= INSTRUCTIONS FOR THE TASK =
Restate the data below word for word. Skip any images it contains.
---------- EXTRACTED ENTRIES
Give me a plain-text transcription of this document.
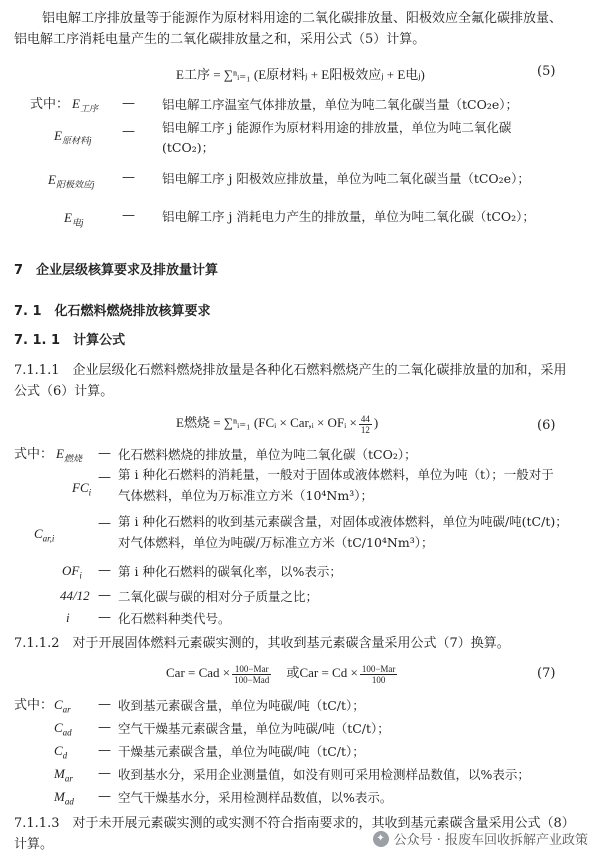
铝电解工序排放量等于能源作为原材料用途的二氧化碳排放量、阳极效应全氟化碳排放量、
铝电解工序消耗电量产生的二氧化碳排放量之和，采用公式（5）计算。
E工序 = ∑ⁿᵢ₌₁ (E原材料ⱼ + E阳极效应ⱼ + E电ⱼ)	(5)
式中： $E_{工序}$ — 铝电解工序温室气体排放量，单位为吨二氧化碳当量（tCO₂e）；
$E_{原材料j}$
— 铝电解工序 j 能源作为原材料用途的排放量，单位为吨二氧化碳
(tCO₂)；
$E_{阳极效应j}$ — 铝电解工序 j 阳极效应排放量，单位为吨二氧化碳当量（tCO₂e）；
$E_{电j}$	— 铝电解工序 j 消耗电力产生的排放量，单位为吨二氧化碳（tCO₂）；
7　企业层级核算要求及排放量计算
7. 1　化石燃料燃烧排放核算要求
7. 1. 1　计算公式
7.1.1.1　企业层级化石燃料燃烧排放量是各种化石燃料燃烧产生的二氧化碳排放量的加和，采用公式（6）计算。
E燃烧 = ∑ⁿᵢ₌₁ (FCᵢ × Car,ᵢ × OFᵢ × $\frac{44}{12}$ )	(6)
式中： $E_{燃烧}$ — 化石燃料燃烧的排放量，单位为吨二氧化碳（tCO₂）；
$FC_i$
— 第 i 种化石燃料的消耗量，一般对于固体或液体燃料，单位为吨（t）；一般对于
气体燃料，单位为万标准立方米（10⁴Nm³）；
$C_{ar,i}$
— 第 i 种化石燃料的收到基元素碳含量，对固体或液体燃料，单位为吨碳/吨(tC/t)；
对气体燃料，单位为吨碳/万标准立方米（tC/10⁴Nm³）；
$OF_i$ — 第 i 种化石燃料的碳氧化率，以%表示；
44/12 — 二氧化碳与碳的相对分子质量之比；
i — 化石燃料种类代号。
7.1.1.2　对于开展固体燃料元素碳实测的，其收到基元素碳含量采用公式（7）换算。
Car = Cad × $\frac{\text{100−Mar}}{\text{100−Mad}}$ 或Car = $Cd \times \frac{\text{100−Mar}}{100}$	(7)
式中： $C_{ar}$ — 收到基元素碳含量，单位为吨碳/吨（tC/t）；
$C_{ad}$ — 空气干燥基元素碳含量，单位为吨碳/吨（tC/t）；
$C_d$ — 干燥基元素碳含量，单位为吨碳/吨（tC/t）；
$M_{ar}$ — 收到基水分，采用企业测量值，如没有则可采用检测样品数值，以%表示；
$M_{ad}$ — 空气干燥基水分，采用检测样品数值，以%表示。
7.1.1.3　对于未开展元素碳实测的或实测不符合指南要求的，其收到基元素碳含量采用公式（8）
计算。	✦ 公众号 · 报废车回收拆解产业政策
--------------------
= ANSWER TO THE EXERCISE =
Give me a plain-text transcription of this document.
铝电解工序排放量等于能源作为原材料用途的二氧化碳排放量、阳极效应全氟化碳排放量、
铝电解工序消耗电量产生的二氧化碳排放量之和，采用公式（5）计算。
E工序 = ∑ⁿᵢ₌₁ (E原材料ⱼ + E阳极效应ⱼ + E电ⱼ)	(5)
式中： $E_{工序}$ — 铝电解工序温室气体排放量，单位为吨二氧化碳当量（tCO₂e）；
$E_{原材料j}$
— 铝电解工序 j 能源作为原材料用途的排放量，单位为吨二氧化碳
(tCO₂)；
$E_{阳极效应j}$ — 铝电解工序 j 阳极效应排放量，单位为吨二氧化碳当量（tCO₂e）；
$E_{电j}$	— 铝电解工序 j 消耗电力产生的排放量，单位为吨二氧化碳（tCO₂）；
7　企业层级核算要求及排放量计算
7. 1　化石燃料燃烧排放核算要求
7. 1. 1　计算公式
7.1.1.1　企业层级化石燃料燃烧排放量是各种化石燃料燃烧产生的二氧化碳排放量的加和，采用公式（6）计算。
E燃烧 = ∑ⁿᵢ₌₁ (FCᵢ × Car,ᵢ × OFᵢ × $\frac{44}{12}$ )	(6)
式中： $E_{燃烧}$ — 化石燃料燃烧的排放量，单位为吨二氧化碳（tCO₂）；
$FC_i$
— 第 i 种化石燃料的消耗量，一般对于固体或液体燃料，单位为吨（t）；一般对于
气体燃料，单位为万标准立方米（10⁴Nm³）；
$C_{ar,i}$
— 第 i 种化石燃料的收到基元素碳含量，对固体或液体燃料，单位为吨碳/吨(tC/t)；
对气体燃料，单位为吨碳/万标准立方米（tC/10⁴Nm³）；
$OF_i$ — 第 i 种化石燃料的碳氧化率，以%表示；
44/12 — 二氧化碳与碳的相对分子质量之比；
i — 化石燃料种类代号。
7.1.1.2　对于开展固体燃料元素碳实测的，其收到基元素碳含量采用公式（7）换算。
Car = Cad × $\frac{\text{100−Mar}}{\text{100−Mad}}$ 或Car = $Cd \times \frac{\text{100−Mar}}{100}$	(7)
式中： $C_{ar}$ — 收到基元素碳含量，单位为吨碳/吨（tC/t）；
$C_{ad}$ — 空气干燥基元素碳含量，单位为吨碳/吨（tC/t）；
$C_d$ — 干燥基元素碳含量，单位为吨碳/吨（tC/t）；
$M_{ar}$ — 收到基水分，采用企业测量值，如没有则可采用检测样品数值，以%表示；
$M_{ad}$ — 空气干燥基水分，采用检测样品数值，以%表示。
7.1.1.3　对于未开展元素碳实测的或实测不符合指南要求的，其收到基元素碳含量采用公式（8）
计算。	✦ 公众号 · 报废车回收拆解产业政策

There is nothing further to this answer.